[Entries with figure data]
++++++
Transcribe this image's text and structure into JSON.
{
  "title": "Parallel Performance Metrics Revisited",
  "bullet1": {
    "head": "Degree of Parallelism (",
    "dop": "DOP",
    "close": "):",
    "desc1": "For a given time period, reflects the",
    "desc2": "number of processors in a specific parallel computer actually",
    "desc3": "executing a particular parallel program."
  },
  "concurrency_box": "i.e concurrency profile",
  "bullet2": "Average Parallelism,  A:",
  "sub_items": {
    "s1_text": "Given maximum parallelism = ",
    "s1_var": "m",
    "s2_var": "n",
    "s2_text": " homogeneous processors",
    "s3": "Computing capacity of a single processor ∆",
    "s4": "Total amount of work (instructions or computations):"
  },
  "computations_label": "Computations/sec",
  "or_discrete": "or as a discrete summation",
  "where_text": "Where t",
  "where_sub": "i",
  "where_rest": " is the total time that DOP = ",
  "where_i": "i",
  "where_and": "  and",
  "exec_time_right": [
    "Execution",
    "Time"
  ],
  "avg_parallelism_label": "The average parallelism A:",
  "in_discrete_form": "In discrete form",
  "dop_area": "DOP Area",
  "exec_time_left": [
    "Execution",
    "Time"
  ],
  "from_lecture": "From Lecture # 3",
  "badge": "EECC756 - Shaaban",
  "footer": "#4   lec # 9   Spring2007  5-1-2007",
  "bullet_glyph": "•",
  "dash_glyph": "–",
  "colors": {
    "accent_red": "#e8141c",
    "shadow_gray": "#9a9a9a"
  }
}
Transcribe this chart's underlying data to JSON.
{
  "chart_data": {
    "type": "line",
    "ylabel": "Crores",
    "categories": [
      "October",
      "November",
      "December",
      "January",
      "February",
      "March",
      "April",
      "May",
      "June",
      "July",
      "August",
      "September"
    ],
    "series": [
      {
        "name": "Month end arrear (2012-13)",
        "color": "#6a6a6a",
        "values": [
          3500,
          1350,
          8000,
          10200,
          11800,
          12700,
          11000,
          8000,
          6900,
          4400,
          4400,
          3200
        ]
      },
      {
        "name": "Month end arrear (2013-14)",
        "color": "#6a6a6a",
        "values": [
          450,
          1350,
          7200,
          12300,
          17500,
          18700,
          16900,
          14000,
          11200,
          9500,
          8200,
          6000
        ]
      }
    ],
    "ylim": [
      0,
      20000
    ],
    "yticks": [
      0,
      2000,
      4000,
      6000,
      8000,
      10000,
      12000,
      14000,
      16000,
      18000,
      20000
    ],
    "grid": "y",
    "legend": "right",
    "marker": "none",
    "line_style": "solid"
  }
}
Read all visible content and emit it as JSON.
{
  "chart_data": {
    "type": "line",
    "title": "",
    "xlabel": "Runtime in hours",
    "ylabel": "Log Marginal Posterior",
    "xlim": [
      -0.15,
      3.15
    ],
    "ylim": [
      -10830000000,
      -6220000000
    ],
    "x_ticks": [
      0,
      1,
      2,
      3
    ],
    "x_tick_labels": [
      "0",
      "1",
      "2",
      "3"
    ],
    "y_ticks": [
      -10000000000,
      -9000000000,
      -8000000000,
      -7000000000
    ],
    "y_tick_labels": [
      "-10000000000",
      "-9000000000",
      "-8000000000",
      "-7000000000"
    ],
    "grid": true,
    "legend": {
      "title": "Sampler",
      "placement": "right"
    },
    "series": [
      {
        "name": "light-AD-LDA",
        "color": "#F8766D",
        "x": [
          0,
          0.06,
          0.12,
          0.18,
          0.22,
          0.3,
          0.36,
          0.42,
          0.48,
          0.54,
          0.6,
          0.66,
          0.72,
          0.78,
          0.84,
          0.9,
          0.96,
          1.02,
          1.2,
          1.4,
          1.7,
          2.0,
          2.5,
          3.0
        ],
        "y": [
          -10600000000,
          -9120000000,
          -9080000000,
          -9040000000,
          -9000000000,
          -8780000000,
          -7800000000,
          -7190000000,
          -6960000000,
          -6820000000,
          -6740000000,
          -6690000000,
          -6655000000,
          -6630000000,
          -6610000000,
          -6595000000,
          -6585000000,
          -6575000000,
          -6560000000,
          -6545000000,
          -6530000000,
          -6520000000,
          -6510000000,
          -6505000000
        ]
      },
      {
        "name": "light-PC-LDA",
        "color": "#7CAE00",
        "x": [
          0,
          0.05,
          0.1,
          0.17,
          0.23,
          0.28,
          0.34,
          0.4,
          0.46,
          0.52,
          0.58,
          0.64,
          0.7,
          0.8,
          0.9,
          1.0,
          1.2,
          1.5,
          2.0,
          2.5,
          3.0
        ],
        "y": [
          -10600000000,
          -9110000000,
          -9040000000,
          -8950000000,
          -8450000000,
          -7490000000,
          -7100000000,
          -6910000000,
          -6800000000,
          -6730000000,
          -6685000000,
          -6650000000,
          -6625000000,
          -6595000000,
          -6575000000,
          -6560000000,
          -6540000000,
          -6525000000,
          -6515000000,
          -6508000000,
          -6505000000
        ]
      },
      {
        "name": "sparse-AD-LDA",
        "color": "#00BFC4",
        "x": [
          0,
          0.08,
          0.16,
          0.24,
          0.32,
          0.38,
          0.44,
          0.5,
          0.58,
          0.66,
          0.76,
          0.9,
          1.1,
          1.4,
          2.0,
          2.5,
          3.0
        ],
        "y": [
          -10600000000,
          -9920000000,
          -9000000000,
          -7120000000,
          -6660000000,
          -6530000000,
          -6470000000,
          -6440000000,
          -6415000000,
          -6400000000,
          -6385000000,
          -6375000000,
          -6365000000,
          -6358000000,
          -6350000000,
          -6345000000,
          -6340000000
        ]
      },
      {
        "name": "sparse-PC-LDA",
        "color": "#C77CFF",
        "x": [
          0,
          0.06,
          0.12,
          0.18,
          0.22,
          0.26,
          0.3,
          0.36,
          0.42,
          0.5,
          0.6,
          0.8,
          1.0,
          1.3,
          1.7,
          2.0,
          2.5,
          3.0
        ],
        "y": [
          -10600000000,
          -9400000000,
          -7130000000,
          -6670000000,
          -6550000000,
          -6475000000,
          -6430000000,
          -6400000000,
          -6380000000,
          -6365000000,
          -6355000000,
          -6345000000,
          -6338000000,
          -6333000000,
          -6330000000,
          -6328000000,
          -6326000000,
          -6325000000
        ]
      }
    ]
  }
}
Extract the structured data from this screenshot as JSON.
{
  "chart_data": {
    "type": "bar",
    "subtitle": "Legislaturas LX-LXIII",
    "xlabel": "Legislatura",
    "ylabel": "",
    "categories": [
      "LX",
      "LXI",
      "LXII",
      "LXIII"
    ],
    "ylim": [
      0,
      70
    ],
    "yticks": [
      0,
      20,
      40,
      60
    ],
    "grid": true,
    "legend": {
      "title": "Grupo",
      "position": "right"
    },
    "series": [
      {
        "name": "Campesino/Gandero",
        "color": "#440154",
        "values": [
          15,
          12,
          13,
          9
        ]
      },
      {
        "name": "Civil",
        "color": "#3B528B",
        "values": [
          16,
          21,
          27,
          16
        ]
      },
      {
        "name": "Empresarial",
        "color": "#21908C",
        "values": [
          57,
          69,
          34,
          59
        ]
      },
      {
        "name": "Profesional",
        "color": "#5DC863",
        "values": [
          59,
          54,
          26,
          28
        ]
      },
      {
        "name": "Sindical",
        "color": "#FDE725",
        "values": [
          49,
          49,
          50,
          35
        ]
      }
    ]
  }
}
++++++
» TASK BRIEF
Gather from the data above every line with the string "this".

» EXERCISE OUTPUT
Transcribe this image's text and structure into JSON.
Transcribe this chart's underlying data to JSON.
Extract the structured data from this screenshot as JSON.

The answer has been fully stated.